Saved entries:
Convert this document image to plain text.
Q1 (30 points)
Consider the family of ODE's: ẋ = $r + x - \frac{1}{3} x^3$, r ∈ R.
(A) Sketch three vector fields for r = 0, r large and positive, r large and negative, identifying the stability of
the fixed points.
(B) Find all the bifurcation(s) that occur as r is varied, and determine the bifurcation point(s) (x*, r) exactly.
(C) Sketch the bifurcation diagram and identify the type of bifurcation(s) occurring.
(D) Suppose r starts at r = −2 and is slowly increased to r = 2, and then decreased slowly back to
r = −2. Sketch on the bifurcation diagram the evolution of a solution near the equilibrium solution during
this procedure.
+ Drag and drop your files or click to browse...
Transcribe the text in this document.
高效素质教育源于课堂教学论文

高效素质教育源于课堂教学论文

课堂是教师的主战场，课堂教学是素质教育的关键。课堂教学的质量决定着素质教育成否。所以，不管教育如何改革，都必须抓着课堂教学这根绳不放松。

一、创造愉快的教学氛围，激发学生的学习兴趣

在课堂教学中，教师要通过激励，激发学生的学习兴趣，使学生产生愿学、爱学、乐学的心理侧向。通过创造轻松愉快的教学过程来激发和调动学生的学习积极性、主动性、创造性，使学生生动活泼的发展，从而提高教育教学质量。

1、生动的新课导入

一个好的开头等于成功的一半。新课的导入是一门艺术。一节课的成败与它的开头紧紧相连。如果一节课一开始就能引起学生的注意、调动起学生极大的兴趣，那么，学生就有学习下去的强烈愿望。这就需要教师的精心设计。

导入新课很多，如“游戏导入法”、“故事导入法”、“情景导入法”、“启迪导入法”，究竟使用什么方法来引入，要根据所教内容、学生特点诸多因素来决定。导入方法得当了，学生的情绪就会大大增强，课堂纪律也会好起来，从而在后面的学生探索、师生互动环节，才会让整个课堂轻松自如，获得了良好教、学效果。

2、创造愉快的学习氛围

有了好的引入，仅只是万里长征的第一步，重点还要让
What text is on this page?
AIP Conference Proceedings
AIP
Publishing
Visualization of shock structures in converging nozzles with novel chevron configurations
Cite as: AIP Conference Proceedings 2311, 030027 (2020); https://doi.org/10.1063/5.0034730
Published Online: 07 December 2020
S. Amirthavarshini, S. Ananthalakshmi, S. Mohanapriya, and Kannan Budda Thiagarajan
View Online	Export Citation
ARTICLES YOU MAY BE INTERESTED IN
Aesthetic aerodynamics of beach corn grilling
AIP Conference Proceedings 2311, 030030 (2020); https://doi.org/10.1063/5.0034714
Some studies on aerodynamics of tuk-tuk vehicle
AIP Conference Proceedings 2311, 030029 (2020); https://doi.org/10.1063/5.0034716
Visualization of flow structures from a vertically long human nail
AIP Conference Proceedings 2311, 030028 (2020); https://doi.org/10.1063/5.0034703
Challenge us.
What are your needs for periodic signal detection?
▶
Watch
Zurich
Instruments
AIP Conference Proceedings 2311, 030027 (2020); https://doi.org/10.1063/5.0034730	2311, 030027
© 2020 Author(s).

Directions for this task: Identify the lines that contain the string "Sketch", and copy every one of them.

Full solution:
(A) Sketch three vector fields for r = 0, r large and positive, r large and negative, identifying the stability of
(C) Sketch the bifurcation diagram and identify the type of bifurcation(s) occurring.
r = −2. Sketch on the bifurcation diagram the evolution of a solution near the equilibrium solution during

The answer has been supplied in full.